◆ Task instructions
Print the full listing exactly.

------------

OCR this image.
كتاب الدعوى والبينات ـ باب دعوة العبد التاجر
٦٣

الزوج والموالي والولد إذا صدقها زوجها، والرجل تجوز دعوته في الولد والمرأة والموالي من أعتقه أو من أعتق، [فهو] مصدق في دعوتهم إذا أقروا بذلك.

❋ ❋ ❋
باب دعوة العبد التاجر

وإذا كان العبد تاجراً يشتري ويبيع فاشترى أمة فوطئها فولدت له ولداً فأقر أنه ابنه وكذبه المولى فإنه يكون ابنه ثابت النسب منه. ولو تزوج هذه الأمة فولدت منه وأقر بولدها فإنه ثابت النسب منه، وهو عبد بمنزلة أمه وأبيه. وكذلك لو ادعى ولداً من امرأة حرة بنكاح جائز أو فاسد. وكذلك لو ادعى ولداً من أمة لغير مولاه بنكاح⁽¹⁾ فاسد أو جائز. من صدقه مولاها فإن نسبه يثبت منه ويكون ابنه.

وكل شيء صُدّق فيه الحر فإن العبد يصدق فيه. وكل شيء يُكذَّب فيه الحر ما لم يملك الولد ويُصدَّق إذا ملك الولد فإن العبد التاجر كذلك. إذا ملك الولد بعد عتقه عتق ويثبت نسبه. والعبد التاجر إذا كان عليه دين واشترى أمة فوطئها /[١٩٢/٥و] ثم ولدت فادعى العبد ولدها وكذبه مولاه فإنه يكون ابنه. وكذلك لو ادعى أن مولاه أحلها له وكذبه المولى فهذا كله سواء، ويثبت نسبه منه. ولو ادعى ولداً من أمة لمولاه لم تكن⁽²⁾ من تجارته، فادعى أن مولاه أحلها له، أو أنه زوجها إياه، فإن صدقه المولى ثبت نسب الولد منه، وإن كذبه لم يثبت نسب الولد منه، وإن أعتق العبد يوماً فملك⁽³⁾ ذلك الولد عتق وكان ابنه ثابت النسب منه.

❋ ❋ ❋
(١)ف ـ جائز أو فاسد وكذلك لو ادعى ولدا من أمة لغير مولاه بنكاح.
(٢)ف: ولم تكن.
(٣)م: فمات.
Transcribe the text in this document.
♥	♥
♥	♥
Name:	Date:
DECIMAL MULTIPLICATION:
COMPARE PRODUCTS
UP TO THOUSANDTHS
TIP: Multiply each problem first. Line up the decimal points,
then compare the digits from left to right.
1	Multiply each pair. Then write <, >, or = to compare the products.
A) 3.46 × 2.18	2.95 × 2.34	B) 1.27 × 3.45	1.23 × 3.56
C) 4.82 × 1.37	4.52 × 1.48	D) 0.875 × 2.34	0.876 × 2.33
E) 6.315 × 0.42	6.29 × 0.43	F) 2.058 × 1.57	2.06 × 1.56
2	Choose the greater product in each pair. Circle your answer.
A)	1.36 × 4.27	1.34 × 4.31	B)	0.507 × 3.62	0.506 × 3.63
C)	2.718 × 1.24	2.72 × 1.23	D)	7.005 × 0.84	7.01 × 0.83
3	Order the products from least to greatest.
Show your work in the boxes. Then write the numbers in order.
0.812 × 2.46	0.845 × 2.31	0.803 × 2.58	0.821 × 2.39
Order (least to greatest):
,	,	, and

------------

◆ Task response
OCR this image.
كتاب الدعوى والبينات ـ باب دعوة العبد التاجر
٦٣

الزوج والموالي والولد إذا صدقها زوجها، والرجل تجوز دعوته في الولد والمرأة والموالي من أعتقه أو من أعتق، [فهو] مصدق في دعوتهم إذا أقروا بذلك.

❋ ❋ ❋
باب دعوة العبد التاجر

وإذا كان العبد تاجراً يشتري ويبيع فاشترى أمة فوطئها فولدت له ولداً فأقر أنه ابنه وكذبه المولى فإنه يكون ابنه ثابت النسب منه. ولو تزوج هذه الأمة فولدت منه وأقر بولدها فإنه ثابت النسب منه، وهو عبد بمنزلة أمه وأبيه. وكذلك لو ادعى ولداً من امرأة حرة بنكاح جائز أو فاسد. وكذلك لو ادعى ولداً من أمة لغير مولاه بنكاح⁽¹⁾ فاسد أو جائز. من صدقه مولاها فإن نسبه يثبت منه ويكون ابنه.

وكل شيء صُدّق فيه الحر فإن العبد يصدق فيه. وكل شيء يُكذَّب فيه الحر ما لم يملك الولد ويُصدَّق إذا ملك الولد فإن العبد التاجر كذلك. إذا ملك الولد بعد عتقه عتق ويثبت نسبه. والعبد التاجر إذا كان عليه دين واشترى أمة فوطئها /[١٩٢/٥و] ثم ولدت فادعى العبد ولدها وكذبه مولاه فإنه يكون ابنه. وكذلك لو ادعى أن مولاه أحلها له وكذبه المولى فهذا كله سواء، ويثبت نسبه منه. ولو ادعى ولداً من أمة لمولاه لم تكن⁽²⁾ من تجارته، فادعى أن مولاه أحلها له، أو أنه زوجها إياه، فإن صدقه المولى ثبت نسب الولد منه، وإن كذبه لم يثبت نسب الولد منه، وإن أعتق العبد يوماً فملك⁽³⁾ ذلك الولد عتق وكان ابنه ثابت النسب منه.

❋ ❋ ❋
(١)ف ـ جائز أو فاسد وكذلك لو ادعى ولدا من أمة لغير مولاه بنكاح.
(٢)ف: ولم تكن.
(٣)م: فمات.
Transcribe the text in this document.
♥	♥
♥	♥
Name:	Date:
DECIMAL MULTIPLICATION:
COMPARE PRODUCTS
UP TO THOUSANDTHS
TIP: Multiply each problem first. Line up the decimal points,
then compare the digits from left to right.
1	Multiply each pair. Then write <, >, or = to compare the products.
A) 3.46 × 2.18	2.95 × 2.34	B) 1.27 × 3.45	1.23 × 3.56
C) 4.82 × 1.37	4.52 × 1.48	D) 0.875 × 2.34	0.876 × 2.33
E) 6.315 × 0.42	6.29 × 0.43	F) 2.058 × 1.57	2.06 × 1.56
2	Choose the greater product in each pair. Circle your answer.
A)	1.36 × 4.27	1.34 × 4.31	B)	0.507 × 3.62	0.506 × 3.63
C)	2.718 × 1.24	2.72 × 1.23	D)	7.005 × 0.84	7.01 × 0.83
3	Order the products from least to greatest.
Show your work in the boxes. Then write the numbers in order.
0.812 × 2.46	0.845 × 2.31	0.803 × 2.58	0.821 × 2.39
Order (least to greatest):
,	,	, and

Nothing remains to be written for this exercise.